>>

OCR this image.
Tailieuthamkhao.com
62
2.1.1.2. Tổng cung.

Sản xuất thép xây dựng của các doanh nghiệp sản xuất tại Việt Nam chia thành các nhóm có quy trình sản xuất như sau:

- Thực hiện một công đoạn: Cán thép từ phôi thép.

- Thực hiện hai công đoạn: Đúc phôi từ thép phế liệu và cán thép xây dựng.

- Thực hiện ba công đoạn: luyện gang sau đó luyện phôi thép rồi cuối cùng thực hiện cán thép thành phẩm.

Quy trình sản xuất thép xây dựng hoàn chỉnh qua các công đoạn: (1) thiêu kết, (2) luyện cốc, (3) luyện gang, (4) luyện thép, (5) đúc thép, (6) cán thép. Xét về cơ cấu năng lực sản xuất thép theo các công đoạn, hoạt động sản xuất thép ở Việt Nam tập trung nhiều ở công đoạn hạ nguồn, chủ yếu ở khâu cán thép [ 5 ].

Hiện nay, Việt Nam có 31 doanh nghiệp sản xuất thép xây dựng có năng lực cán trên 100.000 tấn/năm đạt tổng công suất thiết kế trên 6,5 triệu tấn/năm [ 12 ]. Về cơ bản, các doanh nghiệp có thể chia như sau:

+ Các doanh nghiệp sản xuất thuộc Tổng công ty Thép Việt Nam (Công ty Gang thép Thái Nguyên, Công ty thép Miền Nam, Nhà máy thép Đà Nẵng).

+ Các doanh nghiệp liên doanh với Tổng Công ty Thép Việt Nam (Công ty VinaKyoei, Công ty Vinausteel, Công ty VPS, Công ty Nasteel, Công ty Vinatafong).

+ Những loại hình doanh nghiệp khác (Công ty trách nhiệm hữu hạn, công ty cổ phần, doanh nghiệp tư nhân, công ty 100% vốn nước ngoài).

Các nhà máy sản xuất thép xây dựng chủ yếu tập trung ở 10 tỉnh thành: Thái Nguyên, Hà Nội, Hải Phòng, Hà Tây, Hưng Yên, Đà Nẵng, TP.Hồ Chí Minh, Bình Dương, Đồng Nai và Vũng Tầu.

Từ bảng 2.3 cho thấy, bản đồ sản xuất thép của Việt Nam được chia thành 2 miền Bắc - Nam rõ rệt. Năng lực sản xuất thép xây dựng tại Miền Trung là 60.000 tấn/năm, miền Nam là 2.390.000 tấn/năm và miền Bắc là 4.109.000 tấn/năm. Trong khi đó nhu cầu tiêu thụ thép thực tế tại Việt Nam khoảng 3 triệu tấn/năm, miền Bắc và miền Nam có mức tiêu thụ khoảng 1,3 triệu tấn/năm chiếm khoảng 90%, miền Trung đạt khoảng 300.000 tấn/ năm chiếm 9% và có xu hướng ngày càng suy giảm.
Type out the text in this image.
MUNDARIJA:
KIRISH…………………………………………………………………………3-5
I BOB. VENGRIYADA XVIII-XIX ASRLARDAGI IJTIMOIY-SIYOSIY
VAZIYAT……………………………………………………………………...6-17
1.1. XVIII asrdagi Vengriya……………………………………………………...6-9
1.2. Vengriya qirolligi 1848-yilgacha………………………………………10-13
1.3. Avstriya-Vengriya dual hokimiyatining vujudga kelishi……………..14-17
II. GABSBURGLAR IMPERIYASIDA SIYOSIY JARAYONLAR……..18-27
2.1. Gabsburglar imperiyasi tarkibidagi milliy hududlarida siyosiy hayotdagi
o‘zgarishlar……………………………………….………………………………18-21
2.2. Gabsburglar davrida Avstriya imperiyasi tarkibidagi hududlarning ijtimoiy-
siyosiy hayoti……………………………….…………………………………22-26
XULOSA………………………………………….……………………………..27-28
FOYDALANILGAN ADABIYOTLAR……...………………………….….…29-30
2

<<

# [What to do]
Retype nothing except the lines from the line holding "Type out the text in this image." through the last line of the entries, both included.

# [Solution for this task]
Type out the text in this image.
MUNDARIJA:
KIRISH…………………………………………………………………………3-5
I BOB. VENGRIYADA XVIII-XIX ASRLARDAGI IJTIMOIY-SIYOSIY
VAZIYAT……………………………………………………………………...6-17
1.1. XVIII asrdagi Vengriya……………………………………………………...6-9
1.2. Vengriya qirolligi 1848-yilgacha………………………………………10-13
1.3. Avstriya-Vengriya dual hokimiyatining vujudga kelishi……………..14-17
II. GABSBURGLAR IMPERIYASIDA SIYOSIY JARAYONLAR……..18-27
2.1. Gabsburglar imperiyasi tarkibidagi milliy hududlarida siyosiy hayotdagi
o‘zgarishlar……………………………………….………………………………18-21
2.2. Gabsburglar davrida Avstriya imperiyasi tarkibidagi hududlarning ijtimoiy-
siyosiy hayoti……………………………….…………………………………22-26
XULOSA………………………………………….……………………………..27-28
FOYDALANILGAN ADABIYOTLAR……...………………………….….…29-30
2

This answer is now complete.